begin

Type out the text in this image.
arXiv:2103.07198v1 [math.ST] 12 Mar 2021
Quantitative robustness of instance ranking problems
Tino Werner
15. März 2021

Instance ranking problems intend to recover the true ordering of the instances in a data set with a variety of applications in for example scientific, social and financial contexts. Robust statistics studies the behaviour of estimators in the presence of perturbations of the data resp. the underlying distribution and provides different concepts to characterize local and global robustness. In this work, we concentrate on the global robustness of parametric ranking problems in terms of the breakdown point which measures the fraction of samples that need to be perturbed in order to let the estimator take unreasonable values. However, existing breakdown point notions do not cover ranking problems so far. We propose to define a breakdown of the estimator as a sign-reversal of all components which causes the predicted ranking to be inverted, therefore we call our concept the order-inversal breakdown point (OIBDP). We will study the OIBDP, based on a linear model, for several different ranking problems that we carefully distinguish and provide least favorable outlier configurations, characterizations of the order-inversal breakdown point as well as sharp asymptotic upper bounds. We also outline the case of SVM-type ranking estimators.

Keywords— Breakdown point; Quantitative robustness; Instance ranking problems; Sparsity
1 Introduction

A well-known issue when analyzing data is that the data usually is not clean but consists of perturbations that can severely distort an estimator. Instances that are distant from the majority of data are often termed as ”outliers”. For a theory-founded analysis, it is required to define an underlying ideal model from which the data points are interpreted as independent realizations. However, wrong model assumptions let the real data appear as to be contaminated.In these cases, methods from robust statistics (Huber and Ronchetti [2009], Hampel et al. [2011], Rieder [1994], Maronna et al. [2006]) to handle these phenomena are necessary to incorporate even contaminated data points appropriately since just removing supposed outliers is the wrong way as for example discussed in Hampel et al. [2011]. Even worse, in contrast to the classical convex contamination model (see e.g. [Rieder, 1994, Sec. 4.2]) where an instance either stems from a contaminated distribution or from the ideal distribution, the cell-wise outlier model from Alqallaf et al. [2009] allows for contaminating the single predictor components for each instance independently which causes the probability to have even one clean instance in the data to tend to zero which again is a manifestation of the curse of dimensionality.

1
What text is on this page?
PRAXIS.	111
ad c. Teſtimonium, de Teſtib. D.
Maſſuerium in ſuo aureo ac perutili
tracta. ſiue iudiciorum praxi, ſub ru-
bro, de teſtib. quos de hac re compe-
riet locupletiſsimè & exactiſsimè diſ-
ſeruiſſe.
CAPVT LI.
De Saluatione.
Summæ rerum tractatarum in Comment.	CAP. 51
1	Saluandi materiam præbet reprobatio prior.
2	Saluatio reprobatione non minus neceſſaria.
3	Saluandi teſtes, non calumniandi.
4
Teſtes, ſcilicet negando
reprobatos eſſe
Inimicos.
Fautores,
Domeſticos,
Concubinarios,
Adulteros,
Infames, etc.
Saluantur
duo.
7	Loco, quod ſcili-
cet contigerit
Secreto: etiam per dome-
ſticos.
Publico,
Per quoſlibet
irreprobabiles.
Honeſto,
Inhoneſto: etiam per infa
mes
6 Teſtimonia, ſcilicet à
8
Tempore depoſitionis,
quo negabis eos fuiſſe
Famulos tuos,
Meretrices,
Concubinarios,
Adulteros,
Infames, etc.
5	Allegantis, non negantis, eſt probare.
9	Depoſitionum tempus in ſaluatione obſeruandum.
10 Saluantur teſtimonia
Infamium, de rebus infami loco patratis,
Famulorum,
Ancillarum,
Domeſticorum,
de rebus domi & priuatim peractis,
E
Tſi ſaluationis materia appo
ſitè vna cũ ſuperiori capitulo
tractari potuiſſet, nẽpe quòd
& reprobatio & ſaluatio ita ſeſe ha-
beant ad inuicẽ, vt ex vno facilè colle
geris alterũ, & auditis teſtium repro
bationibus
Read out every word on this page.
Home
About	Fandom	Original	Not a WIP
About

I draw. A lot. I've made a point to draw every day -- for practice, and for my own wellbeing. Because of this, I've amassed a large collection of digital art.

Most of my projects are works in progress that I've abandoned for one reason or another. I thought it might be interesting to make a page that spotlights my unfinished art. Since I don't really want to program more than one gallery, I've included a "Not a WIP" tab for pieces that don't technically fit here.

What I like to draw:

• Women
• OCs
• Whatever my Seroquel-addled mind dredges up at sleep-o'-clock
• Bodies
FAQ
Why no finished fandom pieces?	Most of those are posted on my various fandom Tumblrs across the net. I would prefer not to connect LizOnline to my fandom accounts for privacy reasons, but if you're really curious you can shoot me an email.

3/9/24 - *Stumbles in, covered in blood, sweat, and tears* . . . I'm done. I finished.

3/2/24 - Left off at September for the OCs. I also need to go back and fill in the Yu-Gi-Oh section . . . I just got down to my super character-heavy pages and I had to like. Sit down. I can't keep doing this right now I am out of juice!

end

Tally every line of the listing that holds the string "rebus", then give the number by itself.

## [RESPONSE BELOW]
2